__Aim__.
Pull out every line from the listing that has the word "reason".

__Record excerpts__.
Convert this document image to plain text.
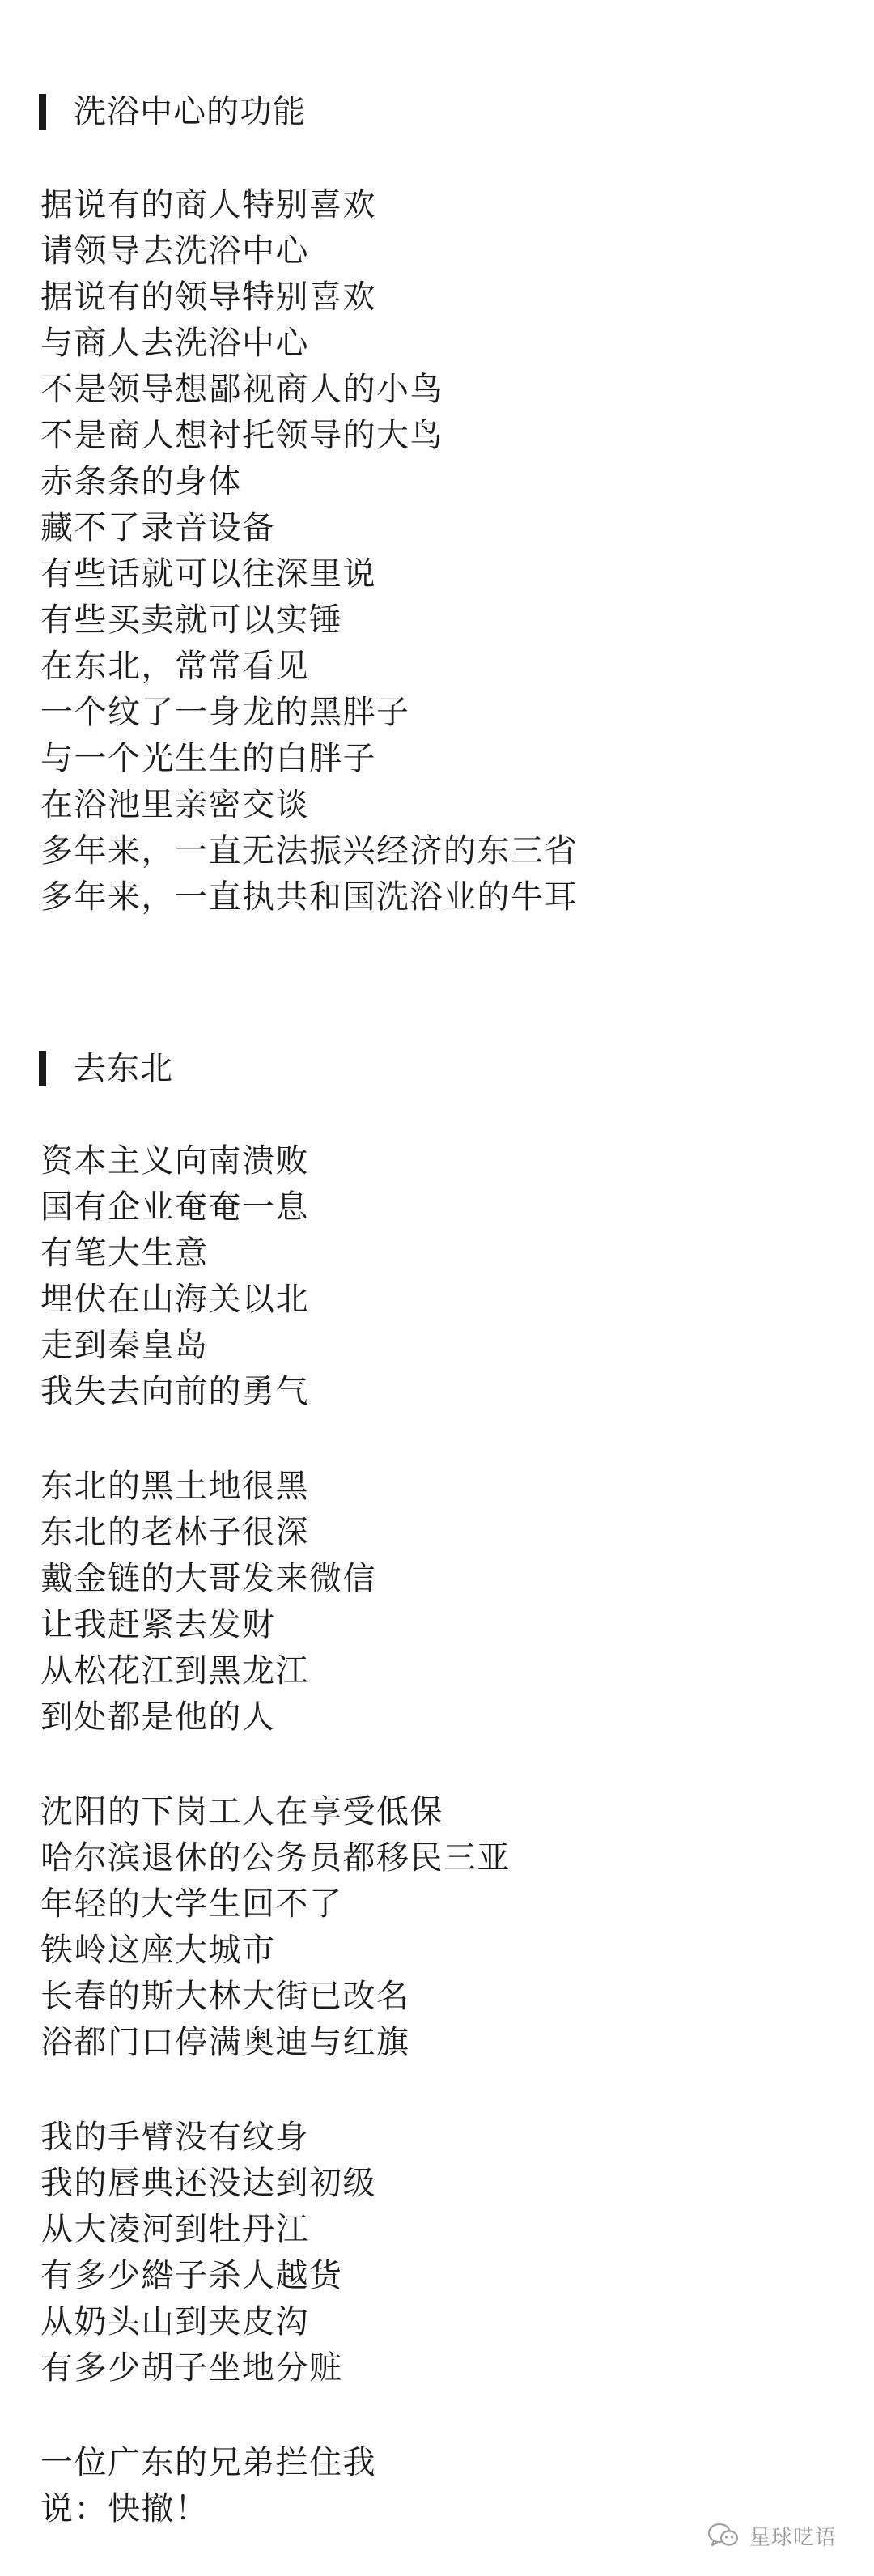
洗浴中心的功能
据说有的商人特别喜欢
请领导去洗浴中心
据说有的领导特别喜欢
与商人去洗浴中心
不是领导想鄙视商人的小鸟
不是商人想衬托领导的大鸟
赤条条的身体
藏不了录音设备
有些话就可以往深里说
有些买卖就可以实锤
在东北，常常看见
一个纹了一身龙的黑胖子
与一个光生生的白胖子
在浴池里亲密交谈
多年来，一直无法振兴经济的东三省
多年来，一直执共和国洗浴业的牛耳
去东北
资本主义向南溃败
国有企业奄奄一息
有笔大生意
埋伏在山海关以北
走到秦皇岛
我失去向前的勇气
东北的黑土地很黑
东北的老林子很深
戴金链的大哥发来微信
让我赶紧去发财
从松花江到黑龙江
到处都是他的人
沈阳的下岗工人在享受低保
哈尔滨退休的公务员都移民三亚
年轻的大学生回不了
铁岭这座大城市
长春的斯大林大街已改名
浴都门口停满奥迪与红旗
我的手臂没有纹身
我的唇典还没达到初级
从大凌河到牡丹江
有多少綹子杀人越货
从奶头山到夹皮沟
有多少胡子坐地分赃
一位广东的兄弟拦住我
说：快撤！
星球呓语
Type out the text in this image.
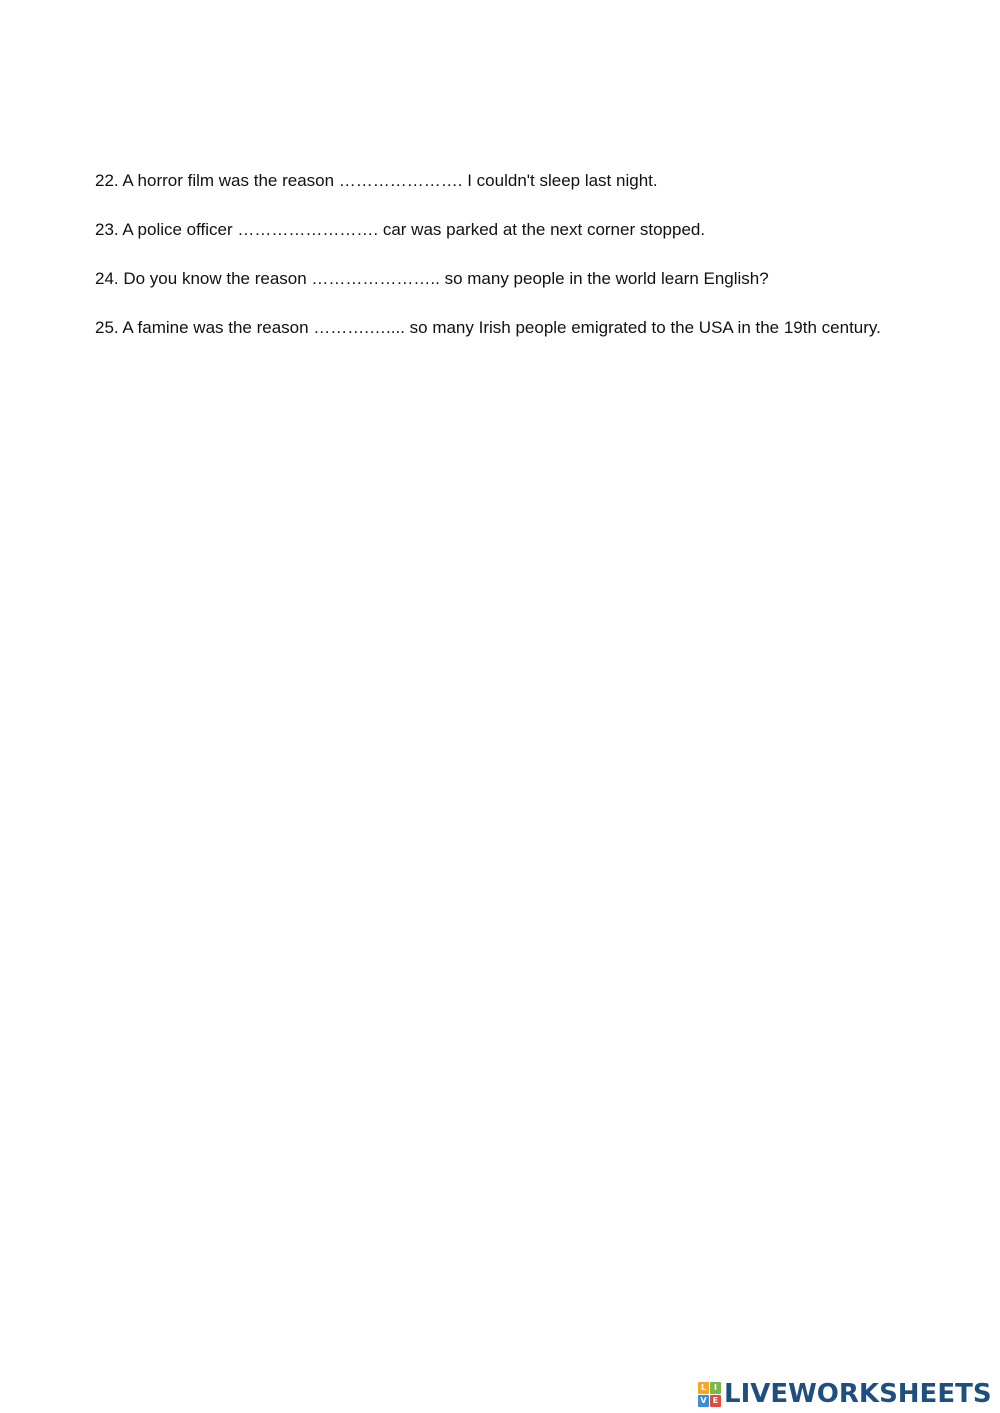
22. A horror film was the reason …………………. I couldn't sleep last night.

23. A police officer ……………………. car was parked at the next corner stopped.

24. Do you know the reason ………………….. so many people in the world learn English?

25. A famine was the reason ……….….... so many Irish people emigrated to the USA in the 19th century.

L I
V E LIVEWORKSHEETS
...
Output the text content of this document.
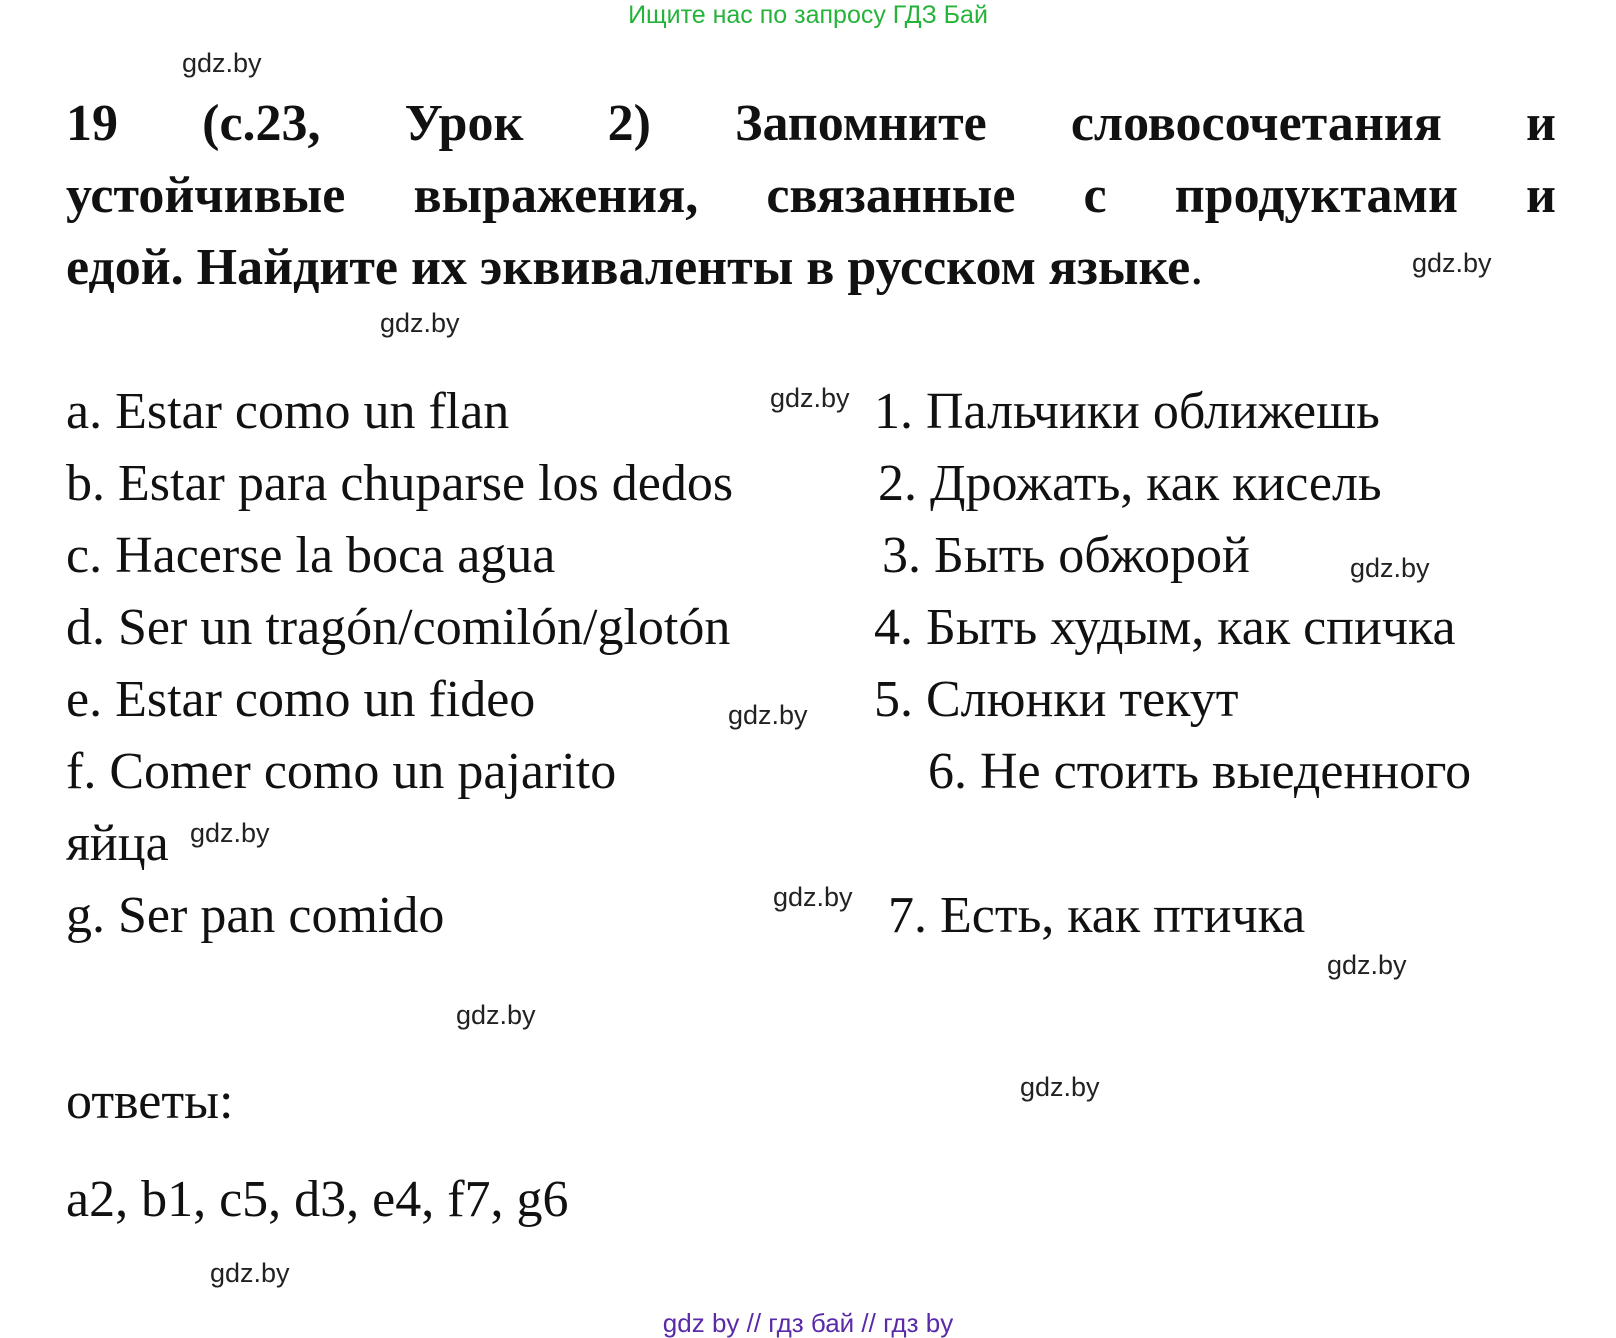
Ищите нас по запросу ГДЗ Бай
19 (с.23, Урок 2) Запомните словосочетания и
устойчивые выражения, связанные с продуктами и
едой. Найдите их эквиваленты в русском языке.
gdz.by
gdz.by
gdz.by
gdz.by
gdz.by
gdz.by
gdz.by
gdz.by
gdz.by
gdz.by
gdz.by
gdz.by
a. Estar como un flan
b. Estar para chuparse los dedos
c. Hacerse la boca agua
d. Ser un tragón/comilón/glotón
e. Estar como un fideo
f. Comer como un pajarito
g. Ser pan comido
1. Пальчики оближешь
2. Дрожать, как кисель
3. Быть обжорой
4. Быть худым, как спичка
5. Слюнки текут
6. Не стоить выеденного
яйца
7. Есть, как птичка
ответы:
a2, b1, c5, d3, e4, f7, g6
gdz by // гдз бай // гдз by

__Answer to the problem__.
22. A horror film was the reason …………………. I couldn't sleep last night.
24. Do you know the reason ………………….. so many people in the world learn English?
25. A famine was the reason ……….….... so many Irish people emigrated to the USA in the 19th century.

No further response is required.